# THE PROBLEM
Lines holding the string "CONTROL" are the ones to copy; find them all in the data.

# INFORMATION SUPPLIED

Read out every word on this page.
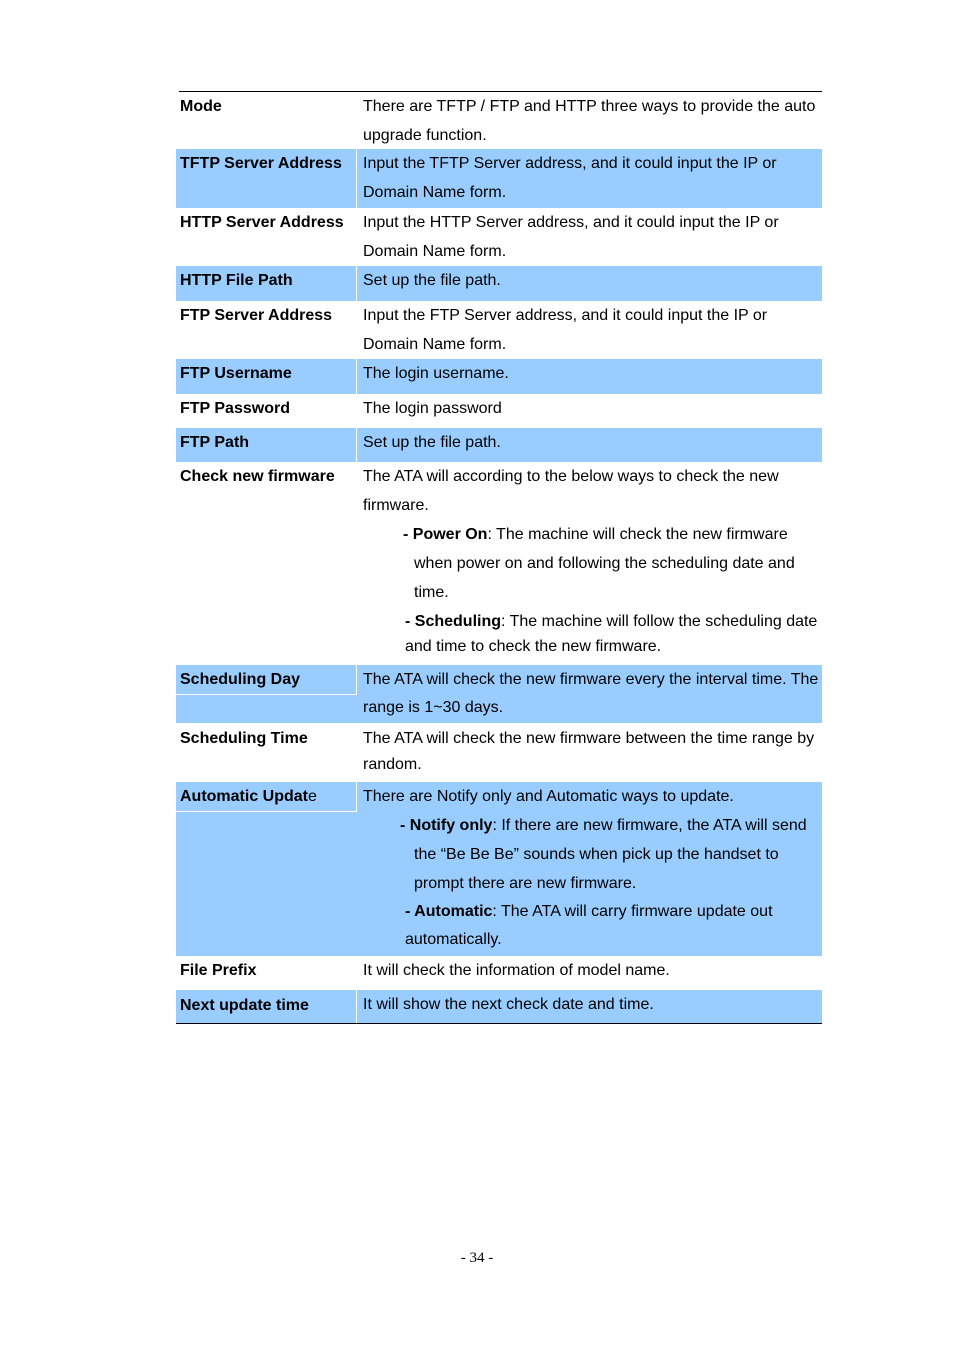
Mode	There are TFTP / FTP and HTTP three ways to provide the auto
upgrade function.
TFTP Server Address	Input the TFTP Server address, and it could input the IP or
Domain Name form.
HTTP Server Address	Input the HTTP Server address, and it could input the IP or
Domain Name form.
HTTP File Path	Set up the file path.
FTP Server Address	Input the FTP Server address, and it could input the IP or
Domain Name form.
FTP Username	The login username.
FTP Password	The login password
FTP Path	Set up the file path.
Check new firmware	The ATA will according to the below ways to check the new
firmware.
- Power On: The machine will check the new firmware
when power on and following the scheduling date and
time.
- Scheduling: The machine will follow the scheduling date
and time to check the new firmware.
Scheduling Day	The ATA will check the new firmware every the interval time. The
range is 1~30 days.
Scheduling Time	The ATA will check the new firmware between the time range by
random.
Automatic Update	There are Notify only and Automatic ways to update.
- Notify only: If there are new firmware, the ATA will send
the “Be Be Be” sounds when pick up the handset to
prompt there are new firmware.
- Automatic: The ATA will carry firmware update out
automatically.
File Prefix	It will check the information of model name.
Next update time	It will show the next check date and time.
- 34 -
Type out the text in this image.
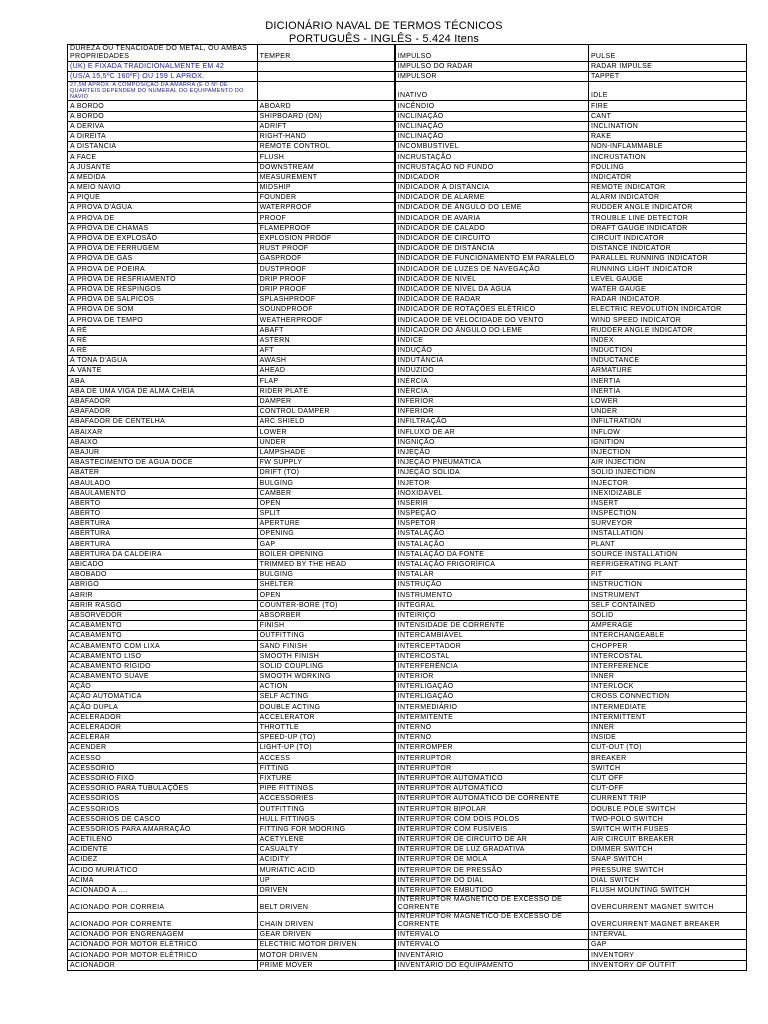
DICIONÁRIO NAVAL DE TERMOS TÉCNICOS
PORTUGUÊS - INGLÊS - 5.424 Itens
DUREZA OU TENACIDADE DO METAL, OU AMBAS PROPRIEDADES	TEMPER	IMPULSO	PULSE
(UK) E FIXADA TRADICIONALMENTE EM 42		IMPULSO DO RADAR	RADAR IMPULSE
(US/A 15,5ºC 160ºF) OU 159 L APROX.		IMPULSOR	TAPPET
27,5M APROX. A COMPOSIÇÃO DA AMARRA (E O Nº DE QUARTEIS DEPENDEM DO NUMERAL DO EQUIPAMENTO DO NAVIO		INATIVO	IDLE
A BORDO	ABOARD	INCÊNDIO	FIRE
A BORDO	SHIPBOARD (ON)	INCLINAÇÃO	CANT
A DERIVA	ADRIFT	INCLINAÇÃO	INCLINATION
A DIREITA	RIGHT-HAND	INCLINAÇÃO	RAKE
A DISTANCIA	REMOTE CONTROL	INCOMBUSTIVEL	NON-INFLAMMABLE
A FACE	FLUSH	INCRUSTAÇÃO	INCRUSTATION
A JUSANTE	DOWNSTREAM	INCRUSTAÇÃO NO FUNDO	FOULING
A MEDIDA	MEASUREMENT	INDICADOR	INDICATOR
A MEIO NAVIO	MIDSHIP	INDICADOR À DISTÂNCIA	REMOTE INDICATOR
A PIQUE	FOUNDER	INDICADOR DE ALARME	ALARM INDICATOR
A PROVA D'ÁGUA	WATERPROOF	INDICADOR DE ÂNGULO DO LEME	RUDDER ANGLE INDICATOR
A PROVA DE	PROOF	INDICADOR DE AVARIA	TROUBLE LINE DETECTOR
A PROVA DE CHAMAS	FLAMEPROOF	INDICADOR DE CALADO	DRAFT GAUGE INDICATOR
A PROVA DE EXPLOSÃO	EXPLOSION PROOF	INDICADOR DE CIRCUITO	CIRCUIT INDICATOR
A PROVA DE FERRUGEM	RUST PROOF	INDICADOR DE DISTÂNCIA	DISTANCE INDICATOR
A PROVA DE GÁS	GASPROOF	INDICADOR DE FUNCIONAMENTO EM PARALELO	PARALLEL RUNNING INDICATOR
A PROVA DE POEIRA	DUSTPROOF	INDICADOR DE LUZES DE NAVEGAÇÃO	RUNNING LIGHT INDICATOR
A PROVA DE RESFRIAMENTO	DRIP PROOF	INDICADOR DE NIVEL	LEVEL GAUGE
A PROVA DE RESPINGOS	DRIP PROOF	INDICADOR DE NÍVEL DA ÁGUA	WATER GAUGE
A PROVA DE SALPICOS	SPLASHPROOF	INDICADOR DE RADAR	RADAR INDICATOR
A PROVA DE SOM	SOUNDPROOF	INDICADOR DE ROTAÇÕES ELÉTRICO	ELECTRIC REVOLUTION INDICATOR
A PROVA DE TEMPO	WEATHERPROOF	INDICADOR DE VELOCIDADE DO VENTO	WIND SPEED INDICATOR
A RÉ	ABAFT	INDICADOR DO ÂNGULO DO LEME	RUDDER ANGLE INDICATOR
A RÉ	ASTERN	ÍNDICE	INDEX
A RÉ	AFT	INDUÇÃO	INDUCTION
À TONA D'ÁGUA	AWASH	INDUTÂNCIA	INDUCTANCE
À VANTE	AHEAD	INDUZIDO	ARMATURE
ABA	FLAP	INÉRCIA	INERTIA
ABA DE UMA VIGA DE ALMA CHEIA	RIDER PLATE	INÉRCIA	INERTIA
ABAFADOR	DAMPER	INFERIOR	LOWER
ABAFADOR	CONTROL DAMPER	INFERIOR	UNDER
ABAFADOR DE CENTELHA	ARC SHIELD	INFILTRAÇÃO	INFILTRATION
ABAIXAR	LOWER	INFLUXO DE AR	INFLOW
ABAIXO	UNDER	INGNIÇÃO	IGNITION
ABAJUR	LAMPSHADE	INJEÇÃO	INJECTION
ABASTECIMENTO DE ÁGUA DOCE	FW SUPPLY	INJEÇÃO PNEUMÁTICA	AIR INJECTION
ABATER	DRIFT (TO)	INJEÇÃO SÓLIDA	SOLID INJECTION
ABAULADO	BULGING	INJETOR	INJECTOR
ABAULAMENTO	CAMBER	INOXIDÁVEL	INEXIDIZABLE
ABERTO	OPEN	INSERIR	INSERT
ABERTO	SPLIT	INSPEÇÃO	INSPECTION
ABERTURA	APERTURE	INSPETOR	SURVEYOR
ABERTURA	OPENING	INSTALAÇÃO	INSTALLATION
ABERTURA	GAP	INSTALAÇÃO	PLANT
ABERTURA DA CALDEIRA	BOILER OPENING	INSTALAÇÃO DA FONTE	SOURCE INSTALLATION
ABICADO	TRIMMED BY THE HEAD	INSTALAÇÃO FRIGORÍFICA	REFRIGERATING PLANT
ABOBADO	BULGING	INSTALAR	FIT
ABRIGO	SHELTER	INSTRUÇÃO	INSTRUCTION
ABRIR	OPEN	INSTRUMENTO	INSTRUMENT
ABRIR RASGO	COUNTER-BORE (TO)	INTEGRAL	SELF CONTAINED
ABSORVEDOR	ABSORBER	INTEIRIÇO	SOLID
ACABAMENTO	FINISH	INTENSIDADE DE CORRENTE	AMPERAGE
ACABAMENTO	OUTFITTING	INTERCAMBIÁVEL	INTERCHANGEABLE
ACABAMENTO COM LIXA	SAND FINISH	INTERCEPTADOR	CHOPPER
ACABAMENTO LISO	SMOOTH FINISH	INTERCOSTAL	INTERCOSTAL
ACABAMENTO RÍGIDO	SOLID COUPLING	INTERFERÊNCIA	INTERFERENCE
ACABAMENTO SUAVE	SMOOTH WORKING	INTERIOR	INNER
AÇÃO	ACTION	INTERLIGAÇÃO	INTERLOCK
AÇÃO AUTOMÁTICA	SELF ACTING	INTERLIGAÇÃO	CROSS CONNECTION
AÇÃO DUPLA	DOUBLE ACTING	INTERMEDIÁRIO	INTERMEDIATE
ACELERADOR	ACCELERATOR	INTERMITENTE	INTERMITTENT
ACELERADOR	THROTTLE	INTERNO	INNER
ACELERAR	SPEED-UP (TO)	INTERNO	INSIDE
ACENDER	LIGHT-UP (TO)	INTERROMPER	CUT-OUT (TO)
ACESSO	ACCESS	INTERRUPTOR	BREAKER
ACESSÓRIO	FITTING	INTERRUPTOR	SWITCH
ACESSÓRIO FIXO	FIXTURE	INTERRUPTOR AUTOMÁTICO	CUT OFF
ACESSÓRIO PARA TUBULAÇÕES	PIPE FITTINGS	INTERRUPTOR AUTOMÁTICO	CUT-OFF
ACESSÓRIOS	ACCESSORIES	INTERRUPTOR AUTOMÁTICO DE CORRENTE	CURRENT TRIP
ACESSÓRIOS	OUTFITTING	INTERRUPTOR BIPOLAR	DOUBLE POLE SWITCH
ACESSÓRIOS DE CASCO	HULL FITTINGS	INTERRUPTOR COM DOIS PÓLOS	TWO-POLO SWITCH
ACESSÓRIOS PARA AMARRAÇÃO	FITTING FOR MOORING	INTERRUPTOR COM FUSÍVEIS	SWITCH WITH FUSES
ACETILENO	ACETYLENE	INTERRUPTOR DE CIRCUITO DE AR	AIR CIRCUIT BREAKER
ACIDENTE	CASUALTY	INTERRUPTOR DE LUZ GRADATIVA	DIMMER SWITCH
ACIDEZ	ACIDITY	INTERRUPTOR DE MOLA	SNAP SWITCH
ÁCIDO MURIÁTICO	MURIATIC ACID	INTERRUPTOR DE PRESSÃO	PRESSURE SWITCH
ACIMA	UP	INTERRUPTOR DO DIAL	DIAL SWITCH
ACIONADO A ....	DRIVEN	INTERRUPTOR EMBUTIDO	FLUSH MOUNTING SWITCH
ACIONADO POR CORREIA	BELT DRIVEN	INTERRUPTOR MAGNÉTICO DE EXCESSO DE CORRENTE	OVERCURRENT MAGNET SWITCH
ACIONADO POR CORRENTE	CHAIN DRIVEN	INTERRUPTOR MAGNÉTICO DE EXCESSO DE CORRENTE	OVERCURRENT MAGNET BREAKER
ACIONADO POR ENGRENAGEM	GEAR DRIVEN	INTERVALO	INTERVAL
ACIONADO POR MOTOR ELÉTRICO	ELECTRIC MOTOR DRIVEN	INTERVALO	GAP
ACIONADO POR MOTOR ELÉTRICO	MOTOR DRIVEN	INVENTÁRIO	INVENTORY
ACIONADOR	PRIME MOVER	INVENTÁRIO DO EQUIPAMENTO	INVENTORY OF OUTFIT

# COMPLETE RESPONSE
A DISTANCIA	REMOTE CONTROL	INCOMBUSTIVEL	NON-INFLAMMABLE
ABAFADOR	CONTROL DAMPER	INFERIOR	UNDER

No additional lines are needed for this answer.